→ Entries supplied
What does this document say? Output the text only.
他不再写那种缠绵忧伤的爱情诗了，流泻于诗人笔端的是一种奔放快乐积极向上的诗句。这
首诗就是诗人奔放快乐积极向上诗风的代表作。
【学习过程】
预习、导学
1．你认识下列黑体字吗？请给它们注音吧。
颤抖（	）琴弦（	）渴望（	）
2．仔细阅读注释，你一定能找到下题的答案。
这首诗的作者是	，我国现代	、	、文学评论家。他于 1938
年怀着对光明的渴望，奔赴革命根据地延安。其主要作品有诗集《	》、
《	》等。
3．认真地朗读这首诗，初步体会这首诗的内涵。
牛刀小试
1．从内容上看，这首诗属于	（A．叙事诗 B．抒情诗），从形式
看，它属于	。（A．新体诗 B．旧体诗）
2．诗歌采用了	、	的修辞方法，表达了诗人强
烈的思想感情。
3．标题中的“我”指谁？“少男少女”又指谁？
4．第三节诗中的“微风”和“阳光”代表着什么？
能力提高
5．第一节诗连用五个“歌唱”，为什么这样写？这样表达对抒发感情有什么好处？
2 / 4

→ Work instructions
Here, the records must be output exactly and in full.

→ Expected answer
What does this document say? Output the text only.
他不再写那种缠绵忧伤的爱情诗了，流泻于诗人笔端的是一种奔放快乐积极向上的诗句。这
首诗就是诗人奔放快乐积极向上诗风的代表作。
【学习过程】
预习、导学
1．你认识下列黑体字吗？请给它们注音吧。
颤抖（	）琴弦（	）渴望（	）
2．仔细阅读注释，你一定能找到下题的答案。
这首诗的作者是	，我国现代	、	、文学评论家。他于 1938
年怀着对光明的渴望，奔赴革命根据地延安。其主要作品有诗集《	》、
《	》等。
3．认真地朗读这首诗，初步体会这首诗的内涵。
牛刀小试
1．从内容上看，这首诗属于	（A．叙事诗 B．抒情诗），从形式
看，它属于	。（A．新体诗 B．旧体诗）
2．诗歌采用了	、	的修辞方法，表达了诗人强
烈的思想感情。
3．标题中的“我”指谁？“少男少女”又指谁？
4．第三节诗中的“微风”和“阳光”代表着什么？
能力提高
5．第一节诗连用五个“歌唱”，为什么这样写？这样表达对抒发感情有什么好处？
2 / 4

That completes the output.